START Dataset extract
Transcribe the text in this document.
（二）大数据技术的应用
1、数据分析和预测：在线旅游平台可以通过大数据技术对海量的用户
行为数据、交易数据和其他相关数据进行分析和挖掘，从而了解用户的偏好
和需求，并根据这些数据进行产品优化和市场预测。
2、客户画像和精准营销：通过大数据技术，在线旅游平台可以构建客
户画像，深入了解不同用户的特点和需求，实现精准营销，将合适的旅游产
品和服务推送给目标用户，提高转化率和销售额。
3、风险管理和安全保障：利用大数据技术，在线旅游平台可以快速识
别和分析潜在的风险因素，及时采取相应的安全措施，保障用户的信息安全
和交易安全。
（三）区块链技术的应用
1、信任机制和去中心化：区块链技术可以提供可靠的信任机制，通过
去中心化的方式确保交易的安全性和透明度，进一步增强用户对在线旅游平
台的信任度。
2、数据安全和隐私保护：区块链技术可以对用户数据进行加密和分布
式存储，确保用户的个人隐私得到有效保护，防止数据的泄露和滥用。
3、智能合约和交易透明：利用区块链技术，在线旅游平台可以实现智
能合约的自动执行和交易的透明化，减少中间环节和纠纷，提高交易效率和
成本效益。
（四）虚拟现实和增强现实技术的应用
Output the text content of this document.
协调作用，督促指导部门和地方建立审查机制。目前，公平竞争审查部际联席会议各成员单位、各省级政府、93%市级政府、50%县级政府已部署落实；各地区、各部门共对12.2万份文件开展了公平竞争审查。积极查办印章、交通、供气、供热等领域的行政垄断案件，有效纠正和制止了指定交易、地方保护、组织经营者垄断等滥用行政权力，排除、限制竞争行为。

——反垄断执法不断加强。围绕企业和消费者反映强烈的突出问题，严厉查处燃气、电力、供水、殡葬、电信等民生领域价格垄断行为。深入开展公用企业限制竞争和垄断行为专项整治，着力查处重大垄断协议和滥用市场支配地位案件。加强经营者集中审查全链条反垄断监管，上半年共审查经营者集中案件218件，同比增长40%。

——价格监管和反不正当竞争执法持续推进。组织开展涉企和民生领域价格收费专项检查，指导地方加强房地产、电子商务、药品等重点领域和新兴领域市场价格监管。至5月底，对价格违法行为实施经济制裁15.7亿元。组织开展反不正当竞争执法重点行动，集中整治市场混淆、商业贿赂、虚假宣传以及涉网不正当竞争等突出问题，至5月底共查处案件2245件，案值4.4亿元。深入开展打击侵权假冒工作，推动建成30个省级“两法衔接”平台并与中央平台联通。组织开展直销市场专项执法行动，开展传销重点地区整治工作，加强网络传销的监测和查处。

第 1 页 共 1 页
END Dataset extract
▶ **Your instructions**
Tally how many lines in the material above hold the word "this". Write only that number.

▶ **Answer to the exercise**
2